-- START Supplied entries --

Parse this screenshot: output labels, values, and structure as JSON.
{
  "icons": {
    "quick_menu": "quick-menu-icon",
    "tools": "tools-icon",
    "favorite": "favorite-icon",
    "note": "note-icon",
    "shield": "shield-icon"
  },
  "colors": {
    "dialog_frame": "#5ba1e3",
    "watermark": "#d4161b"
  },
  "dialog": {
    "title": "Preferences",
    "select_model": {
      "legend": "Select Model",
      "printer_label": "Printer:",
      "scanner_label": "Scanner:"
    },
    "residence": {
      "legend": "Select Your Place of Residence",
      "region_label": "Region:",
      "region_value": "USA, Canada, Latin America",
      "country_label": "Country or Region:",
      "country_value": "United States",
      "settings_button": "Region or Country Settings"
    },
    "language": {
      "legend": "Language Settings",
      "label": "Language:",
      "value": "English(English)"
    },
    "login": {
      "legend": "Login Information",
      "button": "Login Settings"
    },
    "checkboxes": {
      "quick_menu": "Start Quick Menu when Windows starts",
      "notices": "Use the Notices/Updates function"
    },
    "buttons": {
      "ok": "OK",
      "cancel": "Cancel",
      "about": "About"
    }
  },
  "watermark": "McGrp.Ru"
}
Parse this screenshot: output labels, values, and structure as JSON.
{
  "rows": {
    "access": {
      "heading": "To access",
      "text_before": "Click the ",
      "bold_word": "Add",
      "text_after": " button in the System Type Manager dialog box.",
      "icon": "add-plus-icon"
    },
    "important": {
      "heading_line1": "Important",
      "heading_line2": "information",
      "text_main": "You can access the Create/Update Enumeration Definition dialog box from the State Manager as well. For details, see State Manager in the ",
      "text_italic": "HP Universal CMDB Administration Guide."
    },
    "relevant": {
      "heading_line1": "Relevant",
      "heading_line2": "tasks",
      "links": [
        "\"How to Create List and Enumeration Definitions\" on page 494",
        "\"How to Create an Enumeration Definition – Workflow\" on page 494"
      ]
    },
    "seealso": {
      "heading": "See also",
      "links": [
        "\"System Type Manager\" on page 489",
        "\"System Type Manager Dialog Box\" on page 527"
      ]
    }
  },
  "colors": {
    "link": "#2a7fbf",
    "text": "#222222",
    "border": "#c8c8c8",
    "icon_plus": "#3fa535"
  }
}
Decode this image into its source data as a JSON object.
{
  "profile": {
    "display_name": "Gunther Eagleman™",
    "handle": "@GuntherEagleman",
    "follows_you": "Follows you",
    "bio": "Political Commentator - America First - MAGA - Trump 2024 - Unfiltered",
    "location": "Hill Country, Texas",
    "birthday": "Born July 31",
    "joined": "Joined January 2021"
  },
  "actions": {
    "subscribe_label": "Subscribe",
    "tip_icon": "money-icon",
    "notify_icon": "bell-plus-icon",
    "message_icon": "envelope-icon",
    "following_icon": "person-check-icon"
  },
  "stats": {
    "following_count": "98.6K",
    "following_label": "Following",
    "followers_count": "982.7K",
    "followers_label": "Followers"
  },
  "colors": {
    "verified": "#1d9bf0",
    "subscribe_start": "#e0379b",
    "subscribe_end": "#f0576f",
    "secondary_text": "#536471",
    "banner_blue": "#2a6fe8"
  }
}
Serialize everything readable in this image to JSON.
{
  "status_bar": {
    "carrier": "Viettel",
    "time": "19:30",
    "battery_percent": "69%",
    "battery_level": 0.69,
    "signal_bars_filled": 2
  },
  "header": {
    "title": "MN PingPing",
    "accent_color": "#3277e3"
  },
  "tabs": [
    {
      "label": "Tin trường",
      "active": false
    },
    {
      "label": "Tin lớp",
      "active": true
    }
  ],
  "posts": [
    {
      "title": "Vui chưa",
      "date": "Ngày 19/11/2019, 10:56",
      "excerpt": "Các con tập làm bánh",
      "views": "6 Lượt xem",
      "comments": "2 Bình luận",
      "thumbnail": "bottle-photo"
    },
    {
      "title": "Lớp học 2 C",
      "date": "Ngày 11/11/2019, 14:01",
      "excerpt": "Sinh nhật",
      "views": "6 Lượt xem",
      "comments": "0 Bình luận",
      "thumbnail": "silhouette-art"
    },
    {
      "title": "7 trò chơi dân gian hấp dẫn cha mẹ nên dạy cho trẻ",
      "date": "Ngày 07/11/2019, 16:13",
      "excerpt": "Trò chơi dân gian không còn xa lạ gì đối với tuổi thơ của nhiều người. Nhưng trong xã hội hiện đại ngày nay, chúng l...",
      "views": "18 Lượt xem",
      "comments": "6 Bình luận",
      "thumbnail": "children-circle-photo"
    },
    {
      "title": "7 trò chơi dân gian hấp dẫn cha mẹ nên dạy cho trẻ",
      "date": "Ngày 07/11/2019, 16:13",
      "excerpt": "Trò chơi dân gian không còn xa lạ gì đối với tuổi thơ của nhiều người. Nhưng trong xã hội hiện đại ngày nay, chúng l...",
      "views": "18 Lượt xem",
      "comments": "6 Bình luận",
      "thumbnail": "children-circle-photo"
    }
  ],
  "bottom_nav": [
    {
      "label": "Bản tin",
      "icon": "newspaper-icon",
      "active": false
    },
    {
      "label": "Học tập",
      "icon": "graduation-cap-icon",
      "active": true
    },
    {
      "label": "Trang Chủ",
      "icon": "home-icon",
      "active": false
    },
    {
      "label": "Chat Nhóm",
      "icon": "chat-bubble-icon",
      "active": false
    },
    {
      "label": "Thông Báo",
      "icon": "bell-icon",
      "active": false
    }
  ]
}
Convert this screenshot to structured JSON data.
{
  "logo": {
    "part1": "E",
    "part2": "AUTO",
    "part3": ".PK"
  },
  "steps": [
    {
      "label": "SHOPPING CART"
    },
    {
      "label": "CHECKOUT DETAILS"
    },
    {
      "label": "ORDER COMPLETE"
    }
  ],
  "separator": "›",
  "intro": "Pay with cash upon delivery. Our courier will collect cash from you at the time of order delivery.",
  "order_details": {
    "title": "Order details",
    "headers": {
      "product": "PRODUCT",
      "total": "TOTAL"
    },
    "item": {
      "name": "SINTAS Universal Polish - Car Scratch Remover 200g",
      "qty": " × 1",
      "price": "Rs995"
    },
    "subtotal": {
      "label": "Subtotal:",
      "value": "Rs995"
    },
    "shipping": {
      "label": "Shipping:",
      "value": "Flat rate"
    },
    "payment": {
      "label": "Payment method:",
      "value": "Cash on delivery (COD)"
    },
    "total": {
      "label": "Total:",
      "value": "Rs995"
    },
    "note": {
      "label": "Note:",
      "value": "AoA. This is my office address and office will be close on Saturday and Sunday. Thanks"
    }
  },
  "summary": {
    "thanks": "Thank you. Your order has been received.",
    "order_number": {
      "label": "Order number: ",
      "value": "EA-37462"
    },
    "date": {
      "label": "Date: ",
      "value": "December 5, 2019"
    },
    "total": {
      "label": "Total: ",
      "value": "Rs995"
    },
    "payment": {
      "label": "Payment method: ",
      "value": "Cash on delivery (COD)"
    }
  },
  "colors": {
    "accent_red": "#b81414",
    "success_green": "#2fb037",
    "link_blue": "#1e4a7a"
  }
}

-- END Supplied entries --

Objective: From the records above, extract every entry exactly as given.

Answer to the problem:
Parse this screenshot: output labels, values, and structure as JSON.
{
  "icons": {
    "quick_menu": "quick-menu-icon",
    "tools": "tools-icon",
    "favorite": "favorite-icon",
    "note": "note-icon",
    "shield": "shield-icon"
  },
  "colors": {
    "dialog_frame": "#5ba1e3",
    "watermark": "#d4161b"
  },
  "dialog": {
    "title": "Preferences",
    "select_model": {
      "legend": "Select Model",
      "printer_label": "Printer:",
      "scanner_label": "Scanner:"
    },
    "residence": {
      "legend": "Select Your Place of Residence",
      "region_label": "Region:",
      "region_value": "USA, Canada, Latin America",
      "country_label": "Country or Region:",
      "country_value": "United States",
      "settings_button": "Region or Country Settings"
    },
    "language": {
      "legend": "Language Settings",
      "label": "Language:",
      "value": "English(English)"
    },
    "login": {
      "legend": "Login Information",
      "button": "Login Settings"
    },
    "checkboxes": {
      "quick_menu": "Start Quick Menu when Windows starts",
      "notices": "Use the Notices/Updates function"
    },
    "buttons": {
      "ok": "OK",
      "cancel": "Cancel",
      "about": "About"
    }
  },
  "watermark": "McGrp.Ru"
}
Parse this screenshot: output labels, values, and structure as JSON.
{
  "rows": {
    "access": {
      "heading": "To access",
      "text_before": "Click the ",
      "bold_word": "Add",
      "text_after": " button in the System Type Manager dialog box.",
      "icon": "add-plus-icon"
    },
    "important": {
      "heading_line1": "Important",
      "heading_line2": "information",
      "text_main": "You can access the Create/Update Enumeration Definition dialog box from the State Manager as well. For details, see State Manager in the ",
      "text_italic": "HP Universal CMDB Administration Guide."
    },
    "relevant": {
      "heading_line1": "Relevant",
      "heading_line2": "tasks",
      "links": [
        "\"How to Create List and Enumeration Definitions\" on page 494",
        "\"How to Create an Enumeration Definition – Workflow\" on page 494"
      ]
    },
    "seealso": {
      "heading": "See also",
      "links": [
        "\"System Type Manager\" on page 489",
        "\"System Type Manager Dialog Box\" on page 527"
      ]
    }
  },
  "colors": {
    "link": "#2a7fbf",
    "text": "#222222",
    "border": "#c8c8c8",
    "icon_plus": "#3fa535"
  }
}
Decode this image into its source data as a JSON object.
{
  "profile": {
    "display_name": "Gunther Eagleman™",
    "handle": "@GuntherEagleman",
    "follows_you": "Follows you",
    "bio": "Political Commentator - America First - MAGA - Trump 2024 - Unfiltered",
    "location": "Hill Country, Texas",
    "birthday": "Born July 31",
    "joined": "Joined January 2021"
  },
  "actions": {
    "subscribe_label": "Subscribe",
    "tip_icon": "money-icon",
    "notify_icon": "bell-plus-icon",
    "message_icon": "envelope-icon",
    "following_icon": "person-check-icon"
  },
  "stats": {
    "following_count": "98.6K",
    "following_label": "Following",
    "followers_count": "982.7K",
    "followers_label": "Followers"
  },
  "colors": {
    "verified": "#1d9bf0",
    "subscribe_start": "#e0379b",
    "subscribe_end": "#f0576f",
    "secondary_text": "#536471",
    "banner_blue": "#2a6fe8"
  }
}
Serialize everything readable in this image to JSON.
{
  "status_bar": {
    "carrier": "Viettel",
    "time": "19:30",
    "battery_percent": "69%",
    "battery_level": 0.69,
    "signal_bars_filled": 2
  },
  "header": {
    "title": "MN PingPing",
    "accent_color": "#3277e3"
  },
  "tabs": [
    {
      "label": "Tin trường",
      "active": false
    },
    {
      "label": "Tin lớp",
      "active": true
    }
  ],
  "posts": [
    {
      "title": "Vui chưa",
      "date": "Ngày 19/11/2019, 10:56",
      "excerpt": "Các con tập làm bánh",
      "views": "6 Lượt xem",
      "comments": "2 Bình luận",
      "thumbnail": "bottle-photo"
    },
    {
      "title": "Lớp học 2 C",
      "date": "Ngày 11/11/2019, 14:01",
      "excerpt": "Sinh nhật",
      "views": "6 Lượt xem",
      "comments": "0 Bình luận",
      "thumbnail": "silhouette-art"
    },
    {
      "title": "7 trò chơi dân gian hấp dẫn cha mẹ nên dạy cho trẻ",
      "date": "Ngày 07/11/2019, 16:13",
      "excerpt": "Trò chơi dân gian không còn xa lạ gì đối với tuổi thơ của nhiều người. Nhưng trong xã hội hiện đại ngày nay, chúng l...",
      "views": "18 Lượt xem",
      "comments": "6 Bình luận",
      "thumbnail": "children-circle-photo"
    },
    {
      "title": "7 trò chơi dân gian hấp dẫn cha mẹ nên dạy cho trẻ",
      "date": "Ngày 07/11/2019, 16:13",
      "excerpt": "Trò chơi dân gian không còn xa lạ gì đối với tuổi thơ của nhiều người. Nhưng trong xã hội hiện đại ngày nay, chúng l...",
      "views": "18 Lượt xem",
      "comments": "6 Bình luận",
      "thumbnail": "children-circle-photo"
    }
  ],
  "bottom_nav": [
    {
      "label": "Bản tin",
      "icon": "newspaper-icon",
      "active": false
    },
    {
      "label": "Học tập",
      "icon": "graduation-cap-icon",
      "active": true
    },
    {
      "label": "Trang Chủ",
      "icon": "home-icon",
      "active": false
    },
    {
      "label": "Chat Nhóm",
      "icon": "chat-bubble-icon",
      "active": false
    },
    {
      "label": "Thông Báo",
      "icon": "bell-icon",
      "active": false
    }
  ]
}
Convert this screenshot to structured JSON data.
{
  "logo": {
    "part1": "E",
    "part2": "AUTO",
    "part3": ".PK"
  },
  "steps": [
    {
      "label": "SHOPPING CART"
    },
    {
      "label": "CHECKOUT DETAILS"
    },
    {
      "label": "ORDER COMPLETE"
    }
  ],
  "separator": "›",
  "intro": "Pay with cash upon delivery. Our courier will collect cash from you at the time of order delivery.",
  "order_details": {
    "title": "Order details",
    "headers": {
      "product": "PRODUCT",
      "total": "TOTAL"
    },
    "item": {
      "name": "SINTAS Universal Polish - Car Scratch Remover 200g",
      "qty": " × 1",
      "price": "Rs995"
    },
    "subtotal": {
      "label": "Subtotal:",
      "value": "Rs995"
    },
    "shipping": {
      "label": "Shipping:",
      "value": "Flat rate"
    },
    "payment": {
      "label": "Payment method:",
      "value": "Cash on delivery (COD)"
    },
    "total": {
      "label": "Total:",
      "value": "Rs995"
    },
    "note": {
      "label": "Note:",
      "value": "AoA. This is my office address and office will be close on Saturday and Sunday. Thanks"
    }
  },
  "summary": {
    "thanks": "Thank you. Your order has been received.",
    "order_number": {
      "label": "Order number: ",
      "value": "EA-37462"
    },
    "date": {
      "label": "Date: ",
      "value": "December 5, 2019"
    },
    "total": {
      "label": "Total: ",
      "value": "Rs995"
    },
    "payment": {
      "label": "Payment method: ",
      "value": "Cash on delivery (COD)"
    }
  },
  "colors": {
    "accent_red": "#b81414",
    "success_green": "#2fb037",
    "link_blue": "#1e4a7a"
  }
}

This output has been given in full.